==== Material provided
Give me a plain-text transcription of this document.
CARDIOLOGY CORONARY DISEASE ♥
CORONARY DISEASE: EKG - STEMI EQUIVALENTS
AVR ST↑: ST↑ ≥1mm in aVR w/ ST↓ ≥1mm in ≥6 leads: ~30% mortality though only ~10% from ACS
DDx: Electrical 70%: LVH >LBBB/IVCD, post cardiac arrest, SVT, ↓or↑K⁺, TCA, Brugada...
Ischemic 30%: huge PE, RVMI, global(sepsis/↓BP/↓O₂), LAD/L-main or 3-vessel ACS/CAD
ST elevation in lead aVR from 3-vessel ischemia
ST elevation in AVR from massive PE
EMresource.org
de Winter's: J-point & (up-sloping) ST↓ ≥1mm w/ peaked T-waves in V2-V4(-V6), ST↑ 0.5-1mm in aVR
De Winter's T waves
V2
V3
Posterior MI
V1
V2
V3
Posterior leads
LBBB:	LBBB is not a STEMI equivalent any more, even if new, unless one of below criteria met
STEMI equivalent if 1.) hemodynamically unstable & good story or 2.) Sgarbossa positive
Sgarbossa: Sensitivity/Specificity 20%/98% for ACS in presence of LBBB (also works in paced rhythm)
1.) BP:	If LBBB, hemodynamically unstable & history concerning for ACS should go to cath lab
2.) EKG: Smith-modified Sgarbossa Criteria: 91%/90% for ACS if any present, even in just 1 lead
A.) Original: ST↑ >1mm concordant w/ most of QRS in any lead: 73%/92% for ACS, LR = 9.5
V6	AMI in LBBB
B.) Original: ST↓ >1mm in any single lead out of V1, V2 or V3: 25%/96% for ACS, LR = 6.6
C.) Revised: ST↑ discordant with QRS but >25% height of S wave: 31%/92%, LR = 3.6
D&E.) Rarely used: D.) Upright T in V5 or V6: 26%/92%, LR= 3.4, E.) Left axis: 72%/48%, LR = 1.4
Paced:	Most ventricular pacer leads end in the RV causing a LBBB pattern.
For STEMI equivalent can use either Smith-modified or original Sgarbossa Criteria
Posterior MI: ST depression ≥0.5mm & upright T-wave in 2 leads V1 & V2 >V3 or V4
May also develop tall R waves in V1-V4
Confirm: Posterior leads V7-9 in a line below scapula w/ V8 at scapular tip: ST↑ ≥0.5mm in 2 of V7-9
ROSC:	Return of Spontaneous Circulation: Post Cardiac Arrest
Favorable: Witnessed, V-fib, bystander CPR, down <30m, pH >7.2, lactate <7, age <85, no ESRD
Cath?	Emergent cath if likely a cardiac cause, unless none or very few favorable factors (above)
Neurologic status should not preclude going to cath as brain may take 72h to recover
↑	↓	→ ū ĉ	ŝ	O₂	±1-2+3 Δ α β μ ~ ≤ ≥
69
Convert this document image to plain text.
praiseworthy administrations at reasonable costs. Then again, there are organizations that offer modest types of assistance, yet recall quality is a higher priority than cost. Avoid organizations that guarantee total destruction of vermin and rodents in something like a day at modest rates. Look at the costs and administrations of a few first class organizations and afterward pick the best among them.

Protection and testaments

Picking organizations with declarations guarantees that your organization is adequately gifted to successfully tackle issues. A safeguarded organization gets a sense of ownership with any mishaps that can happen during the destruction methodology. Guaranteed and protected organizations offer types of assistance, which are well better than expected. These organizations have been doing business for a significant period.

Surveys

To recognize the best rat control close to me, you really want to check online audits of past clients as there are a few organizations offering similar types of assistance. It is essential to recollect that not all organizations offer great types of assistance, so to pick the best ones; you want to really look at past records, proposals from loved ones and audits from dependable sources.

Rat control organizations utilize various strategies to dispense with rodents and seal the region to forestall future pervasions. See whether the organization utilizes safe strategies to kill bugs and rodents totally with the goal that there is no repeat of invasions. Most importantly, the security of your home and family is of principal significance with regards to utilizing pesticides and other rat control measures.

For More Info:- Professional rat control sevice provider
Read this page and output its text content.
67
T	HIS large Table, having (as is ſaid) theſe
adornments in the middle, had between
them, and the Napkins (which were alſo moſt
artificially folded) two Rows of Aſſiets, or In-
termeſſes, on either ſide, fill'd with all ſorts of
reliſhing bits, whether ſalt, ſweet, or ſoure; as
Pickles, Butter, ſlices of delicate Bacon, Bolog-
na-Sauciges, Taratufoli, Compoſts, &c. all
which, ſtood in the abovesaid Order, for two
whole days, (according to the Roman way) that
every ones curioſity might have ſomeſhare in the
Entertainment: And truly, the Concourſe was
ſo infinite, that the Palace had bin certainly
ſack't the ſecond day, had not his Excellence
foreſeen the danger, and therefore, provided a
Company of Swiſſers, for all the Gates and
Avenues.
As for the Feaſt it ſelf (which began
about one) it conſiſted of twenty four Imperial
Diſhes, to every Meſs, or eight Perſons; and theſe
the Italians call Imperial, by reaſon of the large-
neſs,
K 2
========
Given instruction: Write out only what runs from the line holding "Read this page and output its text content." through the last line of the records, exactly as shown.

Problem solution:
Read this page and output its text content.
67
T	HIS large Table, having (as is ſaid) theſe
adornments in the middle, had between
them, and the Napkins (which were alſo moſt
artificially folded) two Rows of Aſſiets, or In-
termeſſes, on either ſide, fill'd with all ſorts of
reliſhing bits, whether ſalt, ſweet, or ſoure; as
Pickles, Butter, ſlices of delicate Bacon, Bolog-
na-Sauciges, Taratufoli, Compoſts, &c. all
which, ſtood in the abovesaid Order, for two
whole days, (according to the Roman way) that
every ones curioſity might have ſomeſhare in the
Entertainment: And truly, the Concourſe was
ſo infinite, that the Palace had bin certainly
ſack't the ſecond day, had not his Excellence
foreſeen the danger, and therefore, provided a
Company of Swiſſers, for all the Gates and
Avenues.
As for the Feaſt it ſelf (which began
about one) it conſiſted of twenty four Imperial
Diſhes, to every Meſs, or eight Perſons; and theſe
the Italians call Imperial, by reaſon of the large-
neſs,
K 2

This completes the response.